— Given problem —
In the following material, identify every line holding the string "regression" and return it.

Source records
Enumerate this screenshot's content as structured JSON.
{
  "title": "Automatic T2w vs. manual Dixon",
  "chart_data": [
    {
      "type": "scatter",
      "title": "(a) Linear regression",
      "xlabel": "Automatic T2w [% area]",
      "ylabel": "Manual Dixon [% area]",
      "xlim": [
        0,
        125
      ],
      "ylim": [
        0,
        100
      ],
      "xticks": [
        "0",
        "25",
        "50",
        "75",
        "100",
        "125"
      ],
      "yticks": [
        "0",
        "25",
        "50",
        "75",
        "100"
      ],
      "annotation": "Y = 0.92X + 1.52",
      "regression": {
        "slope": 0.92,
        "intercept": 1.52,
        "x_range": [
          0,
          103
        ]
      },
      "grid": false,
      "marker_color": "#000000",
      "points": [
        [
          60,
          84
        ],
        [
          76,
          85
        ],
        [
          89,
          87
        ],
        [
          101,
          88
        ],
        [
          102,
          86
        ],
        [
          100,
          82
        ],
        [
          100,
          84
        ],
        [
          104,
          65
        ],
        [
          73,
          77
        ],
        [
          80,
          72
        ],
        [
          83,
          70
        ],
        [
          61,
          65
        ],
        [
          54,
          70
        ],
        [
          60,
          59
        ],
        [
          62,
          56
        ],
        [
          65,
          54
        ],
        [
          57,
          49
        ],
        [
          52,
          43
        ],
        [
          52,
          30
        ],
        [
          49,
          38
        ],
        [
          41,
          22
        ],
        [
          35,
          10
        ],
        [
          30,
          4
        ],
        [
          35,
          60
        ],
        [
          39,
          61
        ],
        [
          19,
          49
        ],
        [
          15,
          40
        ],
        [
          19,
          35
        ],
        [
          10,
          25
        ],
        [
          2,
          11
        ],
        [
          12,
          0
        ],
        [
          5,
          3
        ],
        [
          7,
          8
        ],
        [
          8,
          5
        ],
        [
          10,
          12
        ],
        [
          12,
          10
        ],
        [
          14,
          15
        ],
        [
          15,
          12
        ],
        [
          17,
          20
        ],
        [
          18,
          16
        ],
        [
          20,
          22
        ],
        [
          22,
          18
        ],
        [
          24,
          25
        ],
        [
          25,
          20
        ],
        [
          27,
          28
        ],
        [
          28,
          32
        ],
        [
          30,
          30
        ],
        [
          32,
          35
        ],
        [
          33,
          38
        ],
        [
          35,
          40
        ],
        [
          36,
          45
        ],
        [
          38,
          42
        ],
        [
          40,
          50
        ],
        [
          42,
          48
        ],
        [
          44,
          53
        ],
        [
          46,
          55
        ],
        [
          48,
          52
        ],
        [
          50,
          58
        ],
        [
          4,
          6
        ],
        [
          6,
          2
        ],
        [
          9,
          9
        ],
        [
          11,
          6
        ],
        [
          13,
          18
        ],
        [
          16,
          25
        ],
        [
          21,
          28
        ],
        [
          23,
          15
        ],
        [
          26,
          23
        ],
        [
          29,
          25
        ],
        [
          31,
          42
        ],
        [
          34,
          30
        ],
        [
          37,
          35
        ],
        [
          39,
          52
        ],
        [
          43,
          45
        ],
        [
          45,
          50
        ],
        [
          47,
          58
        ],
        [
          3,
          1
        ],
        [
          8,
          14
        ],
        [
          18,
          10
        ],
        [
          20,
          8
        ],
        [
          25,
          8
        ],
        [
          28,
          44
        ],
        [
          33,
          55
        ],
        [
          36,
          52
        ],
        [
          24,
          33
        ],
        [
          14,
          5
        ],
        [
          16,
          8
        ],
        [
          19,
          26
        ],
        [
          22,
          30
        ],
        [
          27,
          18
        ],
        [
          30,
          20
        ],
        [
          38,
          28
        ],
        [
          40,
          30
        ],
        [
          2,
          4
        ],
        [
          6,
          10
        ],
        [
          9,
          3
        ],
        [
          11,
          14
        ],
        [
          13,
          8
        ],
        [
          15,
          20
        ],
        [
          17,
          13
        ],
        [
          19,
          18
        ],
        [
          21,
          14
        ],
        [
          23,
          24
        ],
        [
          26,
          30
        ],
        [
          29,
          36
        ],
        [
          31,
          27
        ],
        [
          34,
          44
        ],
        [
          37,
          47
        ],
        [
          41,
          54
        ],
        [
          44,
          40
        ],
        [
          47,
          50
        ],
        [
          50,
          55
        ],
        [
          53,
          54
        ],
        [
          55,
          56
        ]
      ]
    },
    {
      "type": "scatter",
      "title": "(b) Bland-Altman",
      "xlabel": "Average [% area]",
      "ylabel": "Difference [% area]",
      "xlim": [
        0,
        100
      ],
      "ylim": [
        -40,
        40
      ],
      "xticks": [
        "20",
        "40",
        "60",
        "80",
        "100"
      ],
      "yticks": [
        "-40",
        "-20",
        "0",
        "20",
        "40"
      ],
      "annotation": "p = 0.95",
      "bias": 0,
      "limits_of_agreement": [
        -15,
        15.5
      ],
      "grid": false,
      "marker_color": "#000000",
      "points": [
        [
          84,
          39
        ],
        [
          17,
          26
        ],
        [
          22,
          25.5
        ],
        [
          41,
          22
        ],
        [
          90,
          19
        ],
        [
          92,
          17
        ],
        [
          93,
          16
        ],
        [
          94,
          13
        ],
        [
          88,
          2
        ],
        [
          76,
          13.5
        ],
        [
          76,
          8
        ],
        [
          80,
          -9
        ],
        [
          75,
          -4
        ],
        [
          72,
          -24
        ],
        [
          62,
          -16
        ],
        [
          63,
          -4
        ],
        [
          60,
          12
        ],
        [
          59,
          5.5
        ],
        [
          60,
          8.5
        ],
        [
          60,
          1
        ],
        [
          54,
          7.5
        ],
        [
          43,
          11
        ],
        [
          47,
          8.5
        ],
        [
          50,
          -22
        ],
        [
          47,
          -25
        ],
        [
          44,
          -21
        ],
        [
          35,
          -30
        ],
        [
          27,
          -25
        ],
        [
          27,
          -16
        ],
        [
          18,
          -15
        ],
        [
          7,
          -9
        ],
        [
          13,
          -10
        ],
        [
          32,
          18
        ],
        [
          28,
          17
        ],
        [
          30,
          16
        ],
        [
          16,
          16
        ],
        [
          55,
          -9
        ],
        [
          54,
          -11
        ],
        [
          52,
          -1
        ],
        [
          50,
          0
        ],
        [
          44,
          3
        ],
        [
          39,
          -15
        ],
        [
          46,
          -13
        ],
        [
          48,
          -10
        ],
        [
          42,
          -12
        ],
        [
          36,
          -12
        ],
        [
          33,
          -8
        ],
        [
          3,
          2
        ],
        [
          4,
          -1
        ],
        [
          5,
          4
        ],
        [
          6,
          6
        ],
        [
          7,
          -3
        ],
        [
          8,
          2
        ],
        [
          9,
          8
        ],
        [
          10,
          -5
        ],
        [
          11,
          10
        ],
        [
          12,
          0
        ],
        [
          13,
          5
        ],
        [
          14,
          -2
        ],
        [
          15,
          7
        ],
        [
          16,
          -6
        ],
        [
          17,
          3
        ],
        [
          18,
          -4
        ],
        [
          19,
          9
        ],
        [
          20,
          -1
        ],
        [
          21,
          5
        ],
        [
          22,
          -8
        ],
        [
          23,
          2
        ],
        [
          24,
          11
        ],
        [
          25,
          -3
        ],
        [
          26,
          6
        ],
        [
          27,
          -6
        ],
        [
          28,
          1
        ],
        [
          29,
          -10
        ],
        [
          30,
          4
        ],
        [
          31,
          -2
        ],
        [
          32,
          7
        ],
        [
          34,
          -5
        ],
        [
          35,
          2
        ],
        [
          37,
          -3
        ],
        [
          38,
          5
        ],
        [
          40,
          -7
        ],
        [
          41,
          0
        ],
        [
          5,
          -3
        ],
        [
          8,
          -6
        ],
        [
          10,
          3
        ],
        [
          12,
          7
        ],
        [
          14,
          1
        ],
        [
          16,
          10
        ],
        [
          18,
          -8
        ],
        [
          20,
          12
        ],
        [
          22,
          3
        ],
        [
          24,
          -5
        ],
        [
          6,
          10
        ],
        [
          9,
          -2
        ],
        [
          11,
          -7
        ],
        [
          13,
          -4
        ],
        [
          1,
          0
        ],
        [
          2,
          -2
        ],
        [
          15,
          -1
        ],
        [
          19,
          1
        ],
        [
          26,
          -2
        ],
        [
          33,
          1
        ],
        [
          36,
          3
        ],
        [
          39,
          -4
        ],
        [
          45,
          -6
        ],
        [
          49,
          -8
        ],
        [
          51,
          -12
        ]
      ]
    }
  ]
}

— Finished exercise —
      "title": "(a) Linear regression",
      "regression": {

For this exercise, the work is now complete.